2 On 4 June, 1947, several months after the payments in question were known to all the authorities concerned, another member of the Foreign Office staff had commented, after receiving information from a member of his staff that had been requested by MI5:

 

"I feel bound to observe that it seems to me most regrettable that we should still be pursuing this matter more than two years after the end of the war in Europe. I do not think that anyone would seriously deny that ‘L’affaire Wodehouse’ was very much a storm in a teacup. It is perfectly plain to any unbiased observer that Mr Wodehouse made the celebrated broadcasts in all innocence and without any evil intent. He is reported to be of an entirely apolitical cast of mind; much of the furore of course was the result of literary jealousies.

 

Assuming that the present payments prove to have been innocuous I would suggest that in any reply we may make to Mr Wakefield we should take occasion to deprecate MI5’s apparent enthusiasm for the chase and to indicate that in our view this matter is trivial in itself and at the distance of time, cast off into oblivion . . . "

[Excerpts from a dataset]

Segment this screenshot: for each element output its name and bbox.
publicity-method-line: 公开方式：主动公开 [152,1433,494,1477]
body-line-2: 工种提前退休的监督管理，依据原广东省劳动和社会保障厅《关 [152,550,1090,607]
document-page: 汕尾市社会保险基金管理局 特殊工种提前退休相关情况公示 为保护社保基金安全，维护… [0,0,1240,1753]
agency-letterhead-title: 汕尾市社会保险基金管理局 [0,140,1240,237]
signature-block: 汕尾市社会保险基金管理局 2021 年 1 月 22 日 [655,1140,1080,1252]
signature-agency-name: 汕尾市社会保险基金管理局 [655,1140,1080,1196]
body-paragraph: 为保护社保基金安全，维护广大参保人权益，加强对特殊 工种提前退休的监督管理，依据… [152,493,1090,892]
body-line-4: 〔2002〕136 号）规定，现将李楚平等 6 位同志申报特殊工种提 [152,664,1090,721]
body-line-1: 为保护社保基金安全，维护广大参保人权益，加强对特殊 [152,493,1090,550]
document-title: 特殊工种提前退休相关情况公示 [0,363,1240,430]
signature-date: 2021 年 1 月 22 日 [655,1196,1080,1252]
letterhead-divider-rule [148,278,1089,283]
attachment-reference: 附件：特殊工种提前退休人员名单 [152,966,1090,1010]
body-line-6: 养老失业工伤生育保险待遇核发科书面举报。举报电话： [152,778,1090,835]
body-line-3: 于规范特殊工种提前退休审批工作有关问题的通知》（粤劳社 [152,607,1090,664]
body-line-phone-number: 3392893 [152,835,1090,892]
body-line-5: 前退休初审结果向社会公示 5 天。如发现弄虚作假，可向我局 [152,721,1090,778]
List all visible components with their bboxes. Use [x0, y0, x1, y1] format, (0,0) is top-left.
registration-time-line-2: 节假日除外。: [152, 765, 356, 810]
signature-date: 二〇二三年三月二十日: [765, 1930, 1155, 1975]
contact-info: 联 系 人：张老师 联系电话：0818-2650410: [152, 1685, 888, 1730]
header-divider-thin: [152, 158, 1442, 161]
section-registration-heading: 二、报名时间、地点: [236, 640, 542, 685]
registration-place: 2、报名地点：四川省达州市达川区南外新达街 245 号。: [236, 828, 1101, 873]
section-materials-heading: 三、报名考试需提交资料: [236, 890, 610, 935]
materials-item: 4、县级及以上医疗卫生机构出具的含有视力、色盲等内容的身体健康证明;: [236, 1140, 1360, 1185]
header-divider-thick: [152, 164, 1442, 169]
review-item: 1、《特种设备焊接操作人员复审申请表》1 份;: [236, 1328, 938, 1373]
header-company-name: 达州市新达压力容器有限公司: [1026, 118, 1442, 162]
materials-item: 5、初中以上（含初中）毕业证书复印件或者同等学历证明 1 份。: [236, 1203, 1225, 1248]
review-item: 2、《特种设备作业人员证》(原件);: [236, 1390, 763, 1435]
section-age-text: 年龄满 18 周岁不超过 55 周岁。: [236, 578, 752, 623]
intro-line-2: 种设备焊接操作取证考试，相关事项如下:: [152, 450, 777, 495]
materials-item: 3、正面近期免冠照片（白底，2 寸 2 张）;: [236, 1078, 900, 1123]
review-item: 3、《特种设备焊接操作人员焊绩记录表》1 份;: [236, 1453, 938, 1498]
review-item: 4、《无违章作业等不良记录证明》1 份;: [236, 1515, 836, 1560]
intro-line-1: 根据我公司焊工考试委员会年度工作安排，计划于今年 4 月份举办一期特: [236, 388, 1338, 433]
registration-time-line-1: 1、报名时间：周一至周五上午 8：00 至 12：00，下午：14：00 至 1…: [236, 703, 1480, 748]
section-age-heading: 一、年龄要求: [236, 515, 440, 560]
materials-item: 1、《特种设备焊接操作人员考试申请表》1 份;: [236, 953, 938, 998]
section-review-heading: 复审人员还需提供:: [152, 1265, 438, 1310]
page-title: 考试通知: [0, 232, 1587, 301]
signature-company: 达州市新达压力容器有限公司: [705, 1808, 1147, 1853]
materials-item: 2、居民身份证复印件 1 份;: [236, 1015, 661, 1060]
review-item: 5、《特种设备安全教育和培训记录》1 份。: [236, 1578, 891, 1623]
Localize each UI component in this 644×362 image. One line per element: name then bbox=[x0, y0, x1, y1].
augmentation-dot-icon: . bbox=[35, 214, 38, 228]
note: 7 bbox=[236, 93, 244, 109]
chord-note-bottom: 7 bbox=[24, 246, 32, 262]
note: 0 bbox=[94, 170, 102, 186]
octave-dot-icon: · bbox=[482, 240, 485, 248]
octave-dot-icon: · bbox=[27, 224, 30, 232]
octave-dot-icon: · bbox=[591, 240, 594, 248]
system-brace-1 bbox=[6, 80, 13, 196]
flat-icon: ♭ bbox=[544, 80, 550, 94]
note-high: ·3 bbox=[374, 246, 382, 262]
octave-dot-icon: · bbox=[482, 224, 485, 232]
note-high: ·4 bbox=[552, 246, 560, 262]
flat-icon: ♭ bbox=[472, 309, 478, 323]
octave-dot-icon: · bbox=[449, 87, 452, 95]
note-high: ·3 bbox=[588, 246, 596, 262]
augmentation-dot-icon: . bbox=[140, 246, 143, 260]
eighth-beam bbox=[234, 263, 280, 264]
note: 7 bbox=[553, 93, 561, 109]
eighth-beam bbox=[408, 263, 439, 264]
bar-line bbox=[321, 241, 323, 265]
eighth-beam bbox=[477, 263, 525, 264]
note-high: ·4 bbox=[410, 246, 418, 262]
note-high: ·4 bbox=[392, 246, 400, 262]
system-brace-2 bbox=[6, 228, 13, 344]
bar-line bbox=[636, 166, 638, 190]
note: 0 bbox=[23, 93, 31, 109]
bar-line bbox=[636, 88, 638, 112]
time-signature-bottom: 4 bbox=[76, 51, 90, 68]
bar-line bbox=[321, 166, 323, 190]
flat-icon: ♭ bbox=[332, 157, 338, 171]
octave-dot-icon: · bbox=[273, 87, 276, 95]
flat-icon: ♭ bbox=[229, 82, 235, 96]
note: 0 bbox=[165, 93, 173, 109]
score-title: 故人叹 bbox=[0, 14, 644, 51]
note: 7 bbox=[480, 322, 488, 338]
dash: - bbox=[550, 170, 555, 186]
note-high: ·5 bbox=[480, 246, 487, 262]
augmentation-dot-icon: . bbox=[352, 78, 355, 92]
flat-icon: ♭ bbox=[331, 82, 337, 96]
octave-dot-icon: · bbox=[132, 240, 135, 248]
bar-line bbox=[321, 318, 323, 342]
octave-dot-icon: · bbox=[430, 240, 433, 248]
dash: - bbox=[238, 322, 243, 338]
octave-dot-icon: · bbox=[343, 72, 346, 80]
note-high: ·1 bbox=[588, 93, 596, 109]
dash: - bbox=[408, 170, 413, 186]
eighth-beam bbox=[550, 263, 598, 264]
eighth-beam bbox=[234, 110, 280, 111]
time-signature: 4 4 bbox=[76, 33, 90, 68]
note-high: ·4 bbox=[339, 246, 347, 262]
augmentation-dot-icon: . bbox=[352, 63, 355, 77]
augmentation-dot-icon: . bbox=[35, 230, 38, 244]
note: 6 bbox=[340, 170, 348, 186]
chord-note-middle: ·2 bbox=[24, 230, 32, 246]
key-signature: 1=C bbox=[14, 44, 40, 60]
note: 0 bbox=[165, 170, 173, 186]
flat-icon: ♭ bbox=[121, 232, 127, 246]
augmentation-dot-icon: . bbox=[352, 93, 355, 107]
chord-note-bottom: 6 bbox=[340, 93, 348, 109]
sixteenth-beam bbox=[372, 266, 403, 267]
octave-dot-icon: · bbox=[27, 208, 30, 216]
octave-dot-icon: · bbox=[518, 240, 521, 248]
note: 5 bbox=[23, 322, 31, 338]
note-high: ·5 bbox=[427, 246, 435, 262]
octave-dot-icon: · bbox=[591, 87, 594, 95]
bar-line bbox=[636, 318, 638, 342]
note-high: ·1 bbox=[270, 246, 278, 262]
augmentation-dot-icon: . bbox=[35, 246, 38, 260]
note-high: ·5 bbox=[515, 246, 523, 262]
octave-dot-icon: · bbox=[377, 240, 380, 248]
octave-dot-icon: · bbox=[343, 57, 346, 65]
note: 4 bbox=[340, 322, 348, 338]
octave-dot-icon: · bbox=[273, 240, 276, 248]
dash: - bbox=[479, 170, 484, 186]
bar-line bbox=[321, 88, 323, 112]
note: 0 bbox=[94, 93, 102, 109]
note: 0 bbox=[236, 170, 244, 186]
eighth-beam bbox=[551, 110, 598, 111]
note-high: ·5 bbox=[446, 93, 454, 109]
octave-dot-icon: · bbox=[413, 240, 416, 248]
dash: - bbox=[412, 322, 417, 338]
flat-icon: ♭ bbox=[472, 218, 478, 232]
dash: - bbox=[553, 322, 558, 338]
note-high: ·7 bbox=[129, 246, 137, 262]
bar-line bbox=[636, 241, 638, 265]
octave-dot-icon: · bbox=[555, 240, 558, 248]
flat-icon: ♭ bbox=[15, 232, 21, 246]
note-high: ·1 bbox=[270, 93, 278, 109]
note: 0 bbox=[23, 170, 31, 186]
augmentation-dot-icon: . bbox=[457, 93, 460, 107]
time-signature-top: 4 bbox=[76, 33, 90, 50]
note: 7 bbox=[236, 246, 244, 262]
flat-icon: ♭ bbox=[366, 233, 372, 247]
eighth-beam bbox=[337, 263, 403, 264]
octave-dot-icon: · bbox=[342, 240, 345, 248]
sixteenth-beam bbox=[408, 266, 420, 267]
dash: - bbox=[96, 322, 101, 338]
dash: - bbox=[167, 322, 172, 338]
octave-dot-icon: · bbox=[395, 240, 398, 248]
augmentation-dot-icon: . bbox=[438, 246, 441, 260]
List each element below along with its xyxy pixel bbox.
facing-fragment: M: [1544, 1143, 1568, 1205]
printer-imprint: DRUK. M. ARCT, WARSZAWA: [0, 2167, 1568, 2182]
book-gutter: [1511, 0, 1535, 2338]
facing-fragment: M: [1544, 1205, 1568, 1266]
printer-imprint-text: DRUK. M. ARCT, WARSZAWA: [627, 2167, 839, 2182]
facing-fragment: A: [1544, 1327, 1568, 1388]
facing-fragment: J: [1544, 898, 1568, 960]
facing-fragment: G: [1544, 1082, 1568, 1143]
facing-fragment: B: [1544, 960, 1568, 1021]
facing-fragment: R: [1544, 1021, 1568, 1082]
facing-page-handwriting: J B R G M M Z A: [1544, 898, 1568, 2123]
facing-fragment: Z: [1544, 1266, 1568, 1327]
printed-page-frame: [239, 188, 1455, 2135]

ACTIVITY A: Summarize the passage about the Wodehouse affair in two sentences.
ACTIVITY B: Give back the text of the passage about the Wodehouse affair between "2 On 4 June, 1947, several" and "of literary jealousies.", inclusive, with no changes.

ANSWER A: On 4 June 1947, several months after the payments in question were known to all the authorities concerned, a Foreign Office staff member commented on information that MI5 had requested, regretting that the matter was still being pursued more than two years after the war in Europe ended and calling it a storm in a teacup, since Mr Wodehouse had made the broadcasts in all innocence. He suggested that if the payments proved innocuous, any reply to Mr Wakefield should deprecate MI5's apparent enthusiasm for the chase and describe the matter as trivial.

ANSWER B:
2 On 4 June, 1947, several months after the payments in question were known to all the authorities concerned, another member of the Foreign Office staff had commented, after receiving information from a member of his staff that had been requested by MI5:

 

"I feel bound to observe that it seems to me most regrettable that we should still be pursuing this matter more than two years after the end of the war in Europe. I do not think that anyone would seriously deny that ‘L’affaire Wodehouse’ was very much a storm in a teacup. It is perfectly plain to any unbiased observer that Mr Wodehouse made the celebrated broadcasts in all innocence and without any evil intent. He is reported to be of an entirely apolitical cast of mind; much of the furore of course was the result of literary jealousies.